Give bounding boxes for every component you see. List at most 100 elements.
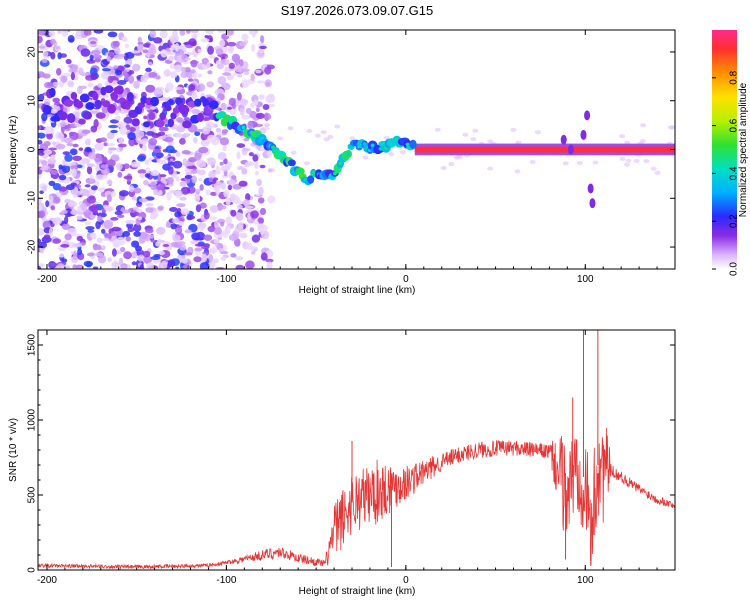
spectral-noise-blob — [159, 174, 167, 178]
spectral-noise-blob — [52, 217, 62, 225]
spectral-noise-blob — [94, 142, 104, 151]
spectral-noise-blob — [303, 161, 310, 166]
spectral-noise-blob — [52, 238, 61, 244]
spectral-noise-blob — [235, 256, 244, 261]
spectral-noise-blob — [85, 138, 91, 146]
spectral-noise-blob — [185, 30, 191, 34]
spectral-noise-blob — [145, 167, 151, 174]
spectral-noise-blob — [241, 33, 249, 41]
spectral-noise-blob — [191, 232, 201, 241]
spectral-noise-blob — [131, 261, 137, 266]
spectral-noise-blob — [188, 84, 196, 91]
spectral-noise-blob — [149, 212, 157, 220]
spectral-noise-blob — [84, 221, 92, 226]
spectral-noise-blob — [515, 140, 522, 145]
spectral-noise-blob — [191, 175, 197, 184]
spectral-noise-blob — [61, 258, 68, 263]
spectral-noise-blob — [266, 261, 273, 269]
spectral-noise-blob — [259, 207, 267, 216]
spectral-noise-blob — [216, 63, 224, 69]
spectral-peak-blob — [167, 118, 174, 128]
spectral-noise-blob — [197, 49, 202, 53]
spectral-noise-blob — [205, 189, 211, 196]
spectral-peak-blob — [101, 100, 111, 108]
spectral-noise-blob — [236, 74, 243, 78]
spectral-noise-blob — [266, 149, 273, 158]
spectral-noise-blob — [248, 30, 255, 35]
spectral-noise-blob — [257, 217, 265, 225]
spectral-noise-blob — [179, 181, 187, 187]
spectral-noise-blob — [470, 137, 477, 142]
spectral-noise-blob — [129, 185, 135, 193]
spectral-noise-blob — [135, 130, 145, 139]
spectral-noise-blob — [52, 81, 59, 87]
spectral-noise-blob — [245, 260, 255, 269]
spectral-noise-blob — [77, 248, 83, 255]
spectral-noise-blob — [142, 250, 151, 258]
spectral-noise-blob — [186, 165, 196, 169]
spectral-noise-blob — [62, 151, 70, 156]
snr-y-label: SNR (10 * v/v) — [8, 418, 19, 482]
spectral-noise-blob — [250, 251, 256, 255]
spectral-noise-blob — [39, 190, 44, 194]
spectral-noise-blob — [173, 64, 183, 73]
spectral-noise-blob — [119, 190, 129, 197]
spectral-noise-blob — [114, 210, 123, 216]
spectral-noise-blob — [219, 161, 224, 166]
spectral-noise-blob — [123, 163, 130, 169]
spectral-noise-blob — [185, 161, 195, 167]
spectral-noise-blob — [150, 239, 156, 243]
spectral-noise-blob — [107, 257, 112, 263]
y-tick-label: -10 — [27, 191, 38, 206]
spectral-noise-blob — [194, 243, 205, 247]
spectral-noise-blob — [213, 239, 220, 244]
spectral-noise-blob — [143, 179, 149, 186]
spectral-noise-blob — [152, 148, 162, 154]
spectral-noise-blob — [80, 72, 88, 76]
spectral-noise-blob — [243, 137, 250, 142]
spectral-noise-blob — [643, 159, 650, 164]
snr-x-label: Height of straight line (km) — [299, 586, 416, 597]
x-tick-label: 100 — [577, 274, 594, 285]
spectral-noise-blob — [198, 177, 203, 182]
spectral-noise-blob — [259, 45, 267, 50]
spectral-noise-blob — [209, 247, 218, 254]
spectral-noise-blob — [236, 204, 243, 210]
spectral-noise-blob — [55, 143, 66, 150]
spectral-noise-blob — [220, 165, 230, 172]
spectral-noise-blob — [103, 142, 108, 147]
spectral-noise-blob — [203, 211, 210, 220]
y-tick-label: -20 — [27, 239, 38, 254]
spectral-noise-blob — [111, 154, 120, 161]
spectral-noise-blob — [217, 30, 226, 33]
spectral-noise-blob — [78, 190, 83, 194]
spectral-noise-blob — [199, 184, 204, 191]
spectral-noise-blob — [191, 33, 198, 40]
spectral-noise-blob — [48, 180, 56, 187]
spectral-noise-blob — [250, 73, 255, 82]
spectral-peak-blob — [172, 107, 180, 114]
spectral-noise-blob — [255, 107, 260, 113]
spectral-noise-blob — [80, 202, 88, 211]
spectral-noise-blob — [215, 170, 221, 175]
snr-frame — [37, 329, 676, 571]
spectral-noise-blob — [145, 228, 154, 234]
spectral-noise-blob — [165, 82, 174, 92]
y-tick-label: 20 — [27, 46, 38, 58]
spectral-noise-blob — [399, 150, 406, 155]
spectral-noise-blob — [66, 142, 74, 147]
spectral-noise-blob — [529, 160, 536, 164]
spectral-noise-blob — [204, 116, 209, 121]
spectral-noise-blob — [139, 264, 145, 269]
spectral-noise-blob — [176, 117, 184, 123]
spectral-peak-core — [346, 152, 351, 156]
spectral-noise-blob — [214, 220, 219, 229]
spectral-noise-blob — [124, 72, 129, 81]
spectral-noise-blob — [175, 266, 180, 269]
spectral-noise-blob — [232, 72, 237, 76]
spectral-noise-blob — [91, 185, 98, 191]
spectral-noise-blob — [110, 217, 119, 221]
spectral-noise-blob — [69, 131, 79, 141]
spectral-noise-blob — [119, 126, 128, 135]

§ **AIM OF THE EXERCISE**
Format each line of the listing above as an item in a numbered list, skipping blank lines and leaving out the picture.

§ **FINAL RESULT**
1. Give bounding boxes for every component you see. List at most 100 elements.
2. spectral-noise-blob — [159, 174, 167, 178]
3. spectral-noise-blob — [52, 217, 62, 225]
4. spectral-noise-blob — [94, 142, 104, 151]
5. spectral-noise-blob — [303, 161, 310, 166]
6. spectral-noise-blob — [52, 238, 61, 244]
7. spectral-noise-blob — [235, 256, 244, 261]
8. spectral-noise-blob — [85, 138, 91, 146]
9. spectral-noise-blob — [185, 30, 191, 34]
10. spectral-noise-blob — [145, 167, 151, 174]
11. spectral-noise-blob — [241, 33, 249, 41]
12. spectral-noise-blob — [191, 232, 201, 241]
13. spectral-noise-blob — [131, 261, 137, 266]
14. spectral-noise-blob — [188, 84, 196, 91]
15. spectral-noise-blob — [149, 212, 157, 220]
16. spectral-noise-blob — [84, 221, 92, 226]
17. spectral-noise-blob — [515, 140, 522, 145]
18. spectral-noise-blob — [191, 175, 197, 184]
19. spectral-noise-blob — [61, 258, 68, 263]
20. spectral-noise-blob — [266, 261, 273, 269]
21. spectral-noise-blob — [259, 207, 267, 216]
22. spectral-noise-blob — [216, 63, 224, 69]
23. spectral-peak-blob — [167, 118, 174, 128]
24. spectral-noise-blob — [197, 49, 202, 53]
25. spectral-noise-blob — [205, 189, 211, 196]
26. spectral-peak-blob — [101, 100, 111, 108]
27. spectral-noise-blob — [236, 74, 243, 78]
28. spectral-noise-blob — [266, 149, 273, 158]
29. spectral-noise-blob — [248, 30, 255, 35]
30. spectral-noise-blob — [257, 217, 265, 225]
31. spectral-noise-blob — [179, 181, 187, 187]
32. spectral-noise-blob — [470, 137, 477, 142]
33. spectral-noise-blob — [129, 185, 135, 193]
34. spectral-noise-blob — [135, 130, 145, 139]
35. spectral-noise-blob — [52, 81, 59, 87]
36. spectral-noise-blob — [245, 260, 255, 269]
37. spectral-noise-blob — [77, 248, 83, 255]
38. spectral-noise-blob — [142, 250, 151, 258]
39. spectral-noise-blob — [186, 165, 196, 169]
40. spectral-noise-blob — [62, 151, 70, 156]
41. snr-y-label: SNR (10 * v/v) — [8, 418, 19, 482]
42. spectral-noise-blob — [250, 251, 256, 255]
43. spectral-noise-blob — [39, 190, 44, 194]
44. spectral-noise-blob — [173, 64, 183, 73]
45. spectral-noise-blob — [119, 190, 129, 197]
46. spectral-noise-blob — [114, 210, 123, 216]
47. spectral-noise-blob — [219, 161, 224, 166]
48. spectral-noise-blob — [123, 163, 130, 169]
49. spectral-noise-blob — [185, 161, 195, 167]
50. spectral-noise-blob — [150, 239, 156, 243]
51. spectral-noise-blob — [107, 257, 112, 263]
52. y-tick-label: -10 — [27, 191, 38, 206]
53. spectral-noise-blob — [194, 243, 205, 247]
54. spectral-noise-blob — [213, 239, 220, 244]
55. spectral-noise-blob — [143, 179, 149, 186]
56. spectral-noise-blob — [152, 148, 162, 154]
57. spectral-noise-blob — [80, 72, 88, 76]
58. spectral-noise-blob — [243, 137, 250, 142]
59. spectral-noise-blob — [643, 159, 650, 164]
60. snr-x-label: Height of straight line (km) — [299, 586, 416, 597]
61. x-tick-label: 100 — [577, 274, 594, 285]
62. spectral-noise-blob — [198, 177, 203, 182]
63. spectral-noise-blob — [259, 45, 267, 50]
64. spectral-noise-blob — [209, 247, 218, 254]
65. spectral-noise-blob — [236, 204, 243, 210]
66. spectral-noise-blob — [55, 143, 66, 150]
67. spectral-noise-blob — [220, 165, 230, 172]
68. spectral-noise-blob — [103, 142, 108, 147]
69. spectral-noise-blob — [203, 211, 210, 220]
70. y-tick-label: -20 — [27, 239, 38, 254]
71. spectral-noise-blob — [111, 154, 120, 161]
72. spectral-noise-blob — [217, 30, 226, 33]
73. spectral-noise-blob — [78, 190, 83, 194]
74. spectral-noise-blob — [199, 184, 204, 191]
75. spectral-noise-blob — [191, 33, 198, 40]
76. spectral-noise-blob — [48, 180, 56, 187]
77. spectral-noise-blob — [250, 73, 255, 82]
78. spectral-peak-blob — [172, 107, 180, 114]
79. spectral-noise-blob — [255, 107, 260, 113]
80. spectral-noise-blob — [80, 202, 88, 211]
81. spectral-noise-blob — [215, 170, 221, 175]
82. snr-frame — [37, 329, 676, 571]
83. spectral-noise-blob — [145, 228, 154, 234]
84. spectral-noise-blob — [165, 82, 174, 92]
85. y-tick-label: 20 — [27, 46, 38, 58]
86. spectral-noise-blob — [399, 150, 406, 155]
87. spectral-noise-blob — [66, 142, 74, 147]
88. spectral-noise-blob — [529, 160, 536, 164]
89. spectral-noise-blob — [204, 116, 209, 121]
90. spectral-noise-blob — [139, 264, 145, 269]
91. spectral-noise-blob — [176, 117, 184, 123]
92. spectral-peak-core — [346, 152, 351, 156]
93. spectral-noise-blob — [214, 220, 219, 229]
94. spectral-noise-blob — [124, 72, 129, 81]
95. spectral-noise-blob — [175, 266, 180, 269]
96. spectral-noise-blob — [232, 72, 237, 76]
97. spectral-noise-blob — [91, 185, 98, 191]
98. spectral-noise-blob — [110, 217, 119, 221]
99. spectral-noise-blob — [69, 131, 79, 141]
100. spectral-noise-blob — [119, 126, 128, 135]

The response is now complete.